## Set exercise
Show all lines holding "name".

----- Data shown

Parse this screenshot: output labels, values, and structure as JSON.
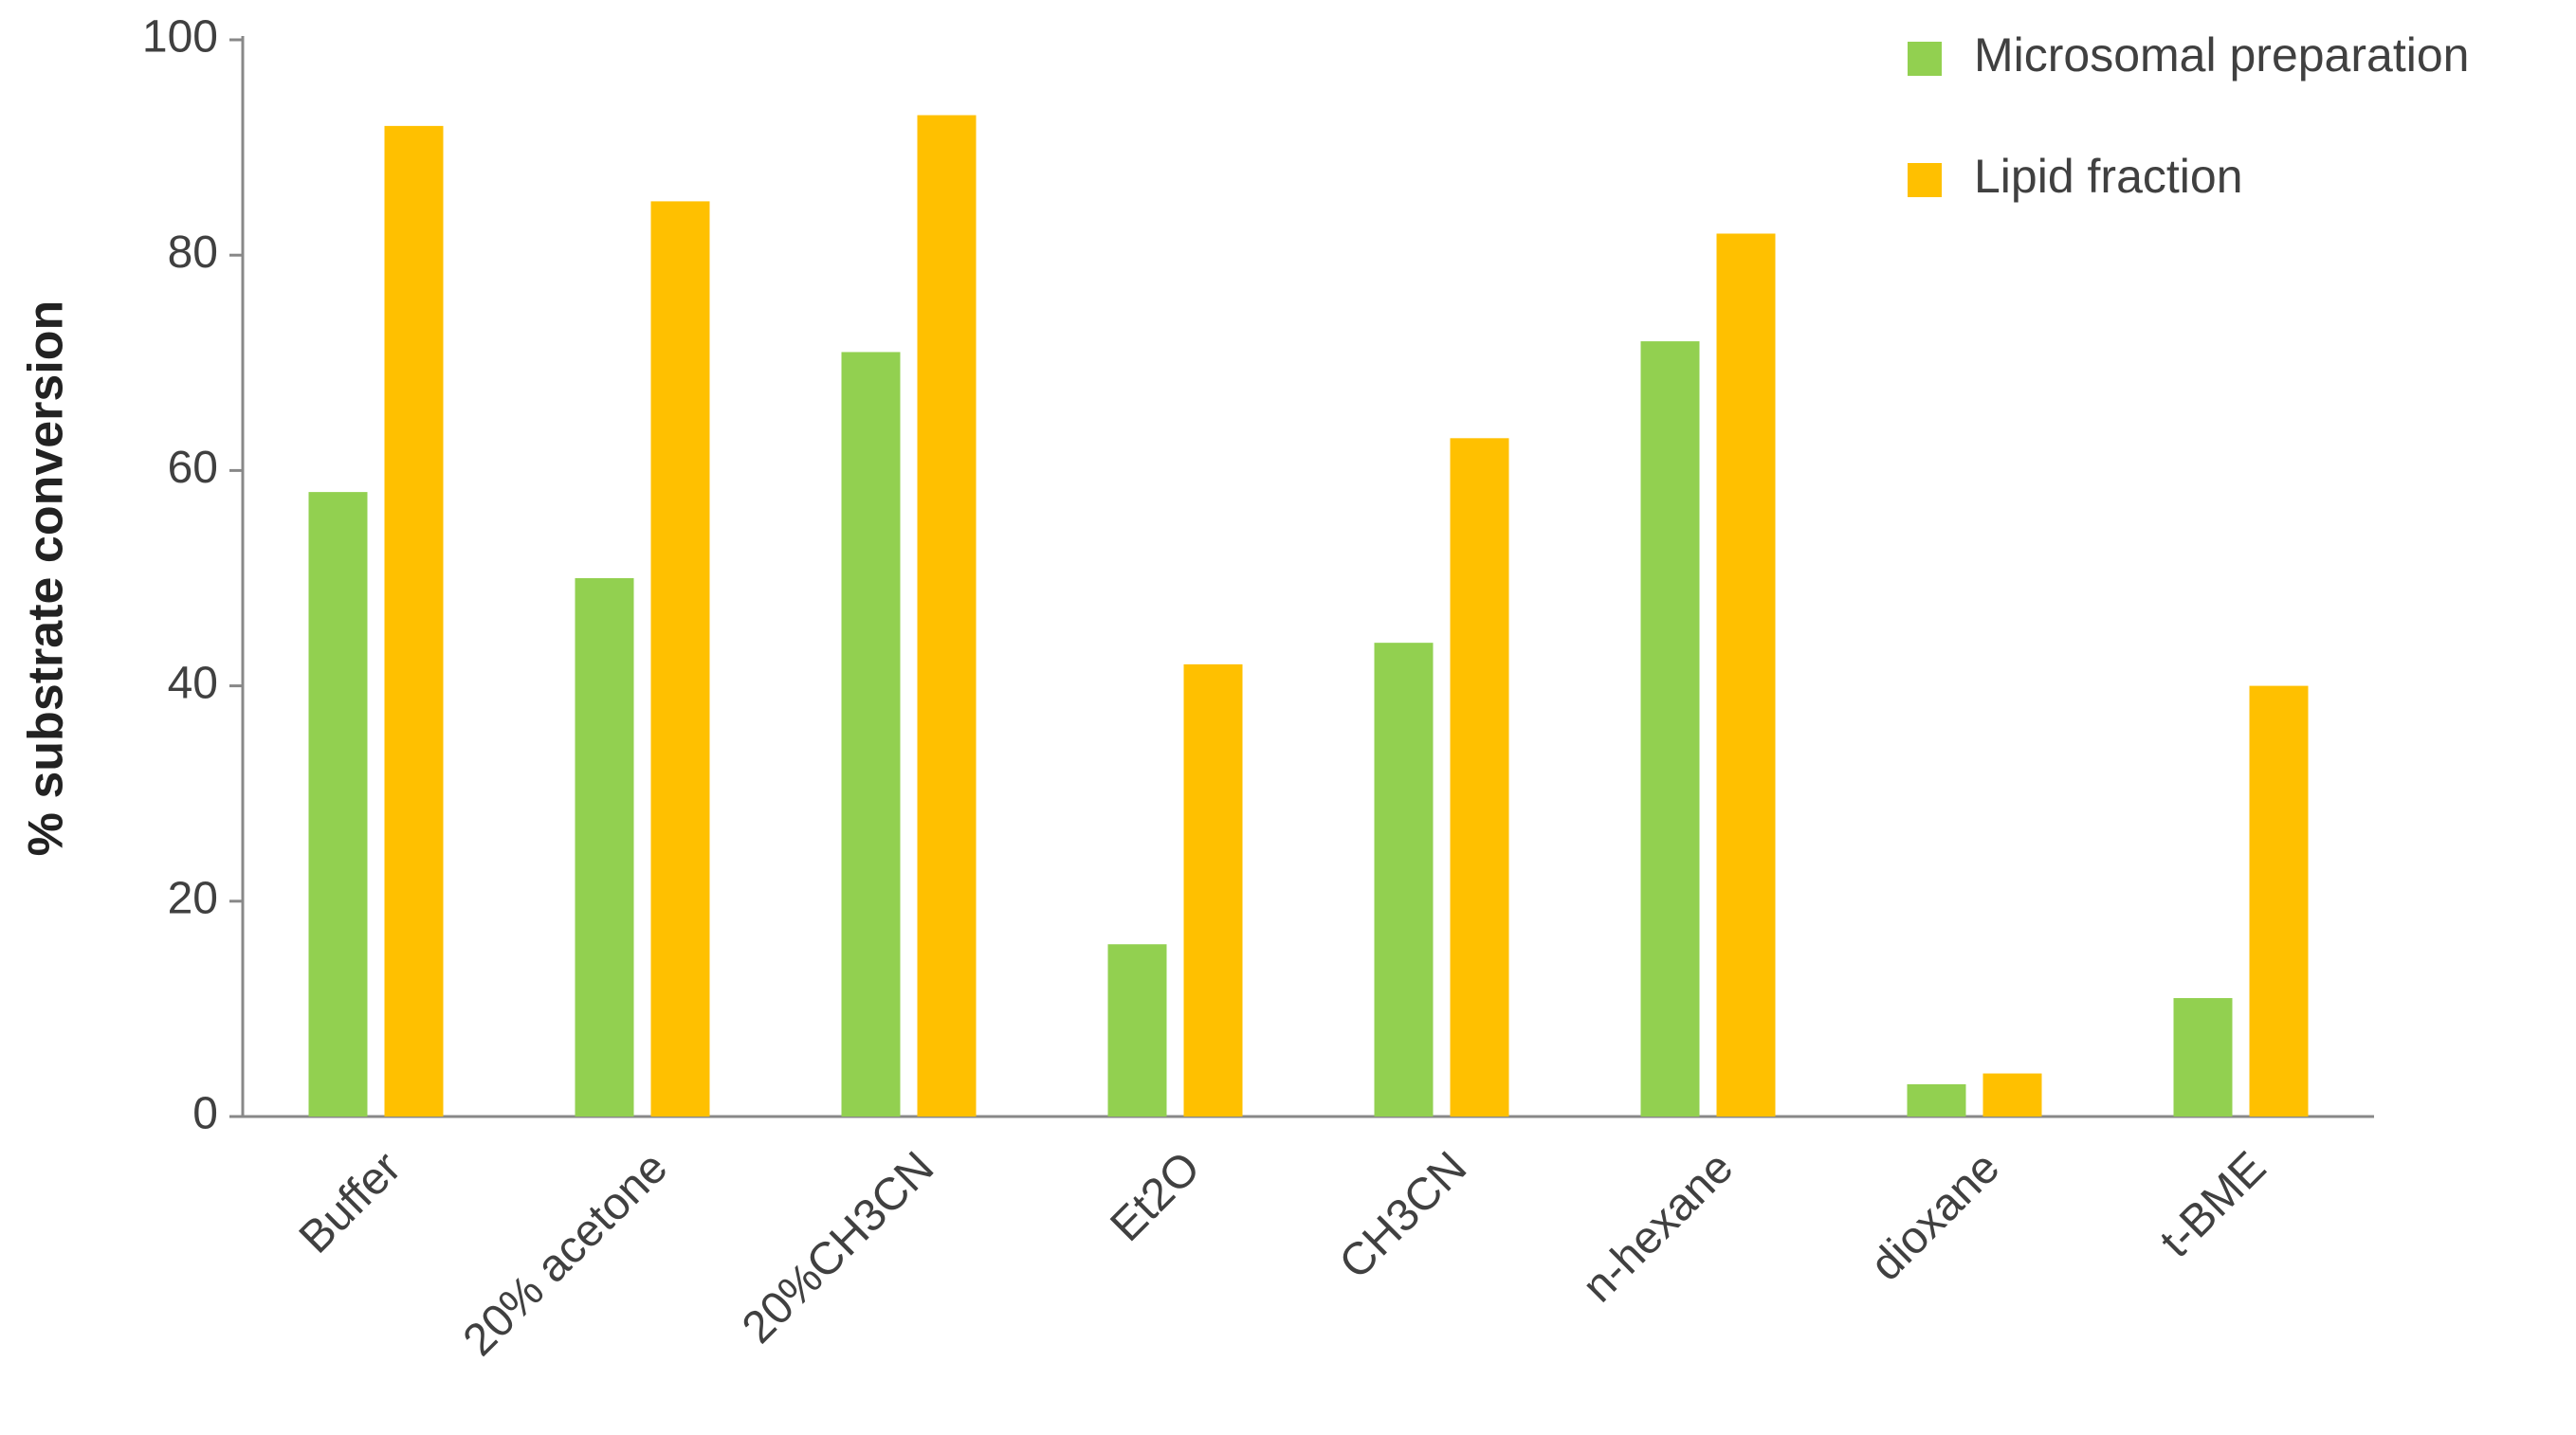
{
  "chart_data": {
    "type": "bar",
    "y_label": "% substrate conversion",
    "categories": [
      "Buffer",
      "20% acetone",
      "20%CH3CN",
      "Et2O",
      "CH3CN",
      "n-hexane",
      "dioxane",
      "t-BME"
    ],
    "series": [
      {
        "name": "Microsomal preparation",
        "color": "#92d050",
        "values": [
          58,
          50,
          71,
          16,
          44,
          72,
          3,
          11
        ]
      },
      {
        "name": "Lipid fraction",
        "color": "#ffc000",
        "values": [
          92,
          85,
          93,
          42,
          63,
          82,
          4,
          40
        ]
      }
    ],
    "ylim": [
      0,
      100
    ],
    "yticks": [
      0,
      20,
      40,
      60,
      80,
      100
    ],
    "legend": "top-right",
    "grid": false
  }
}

----------

## Correct response
        "name": "Microsomal preparation",
        "name": "Lipid fraction",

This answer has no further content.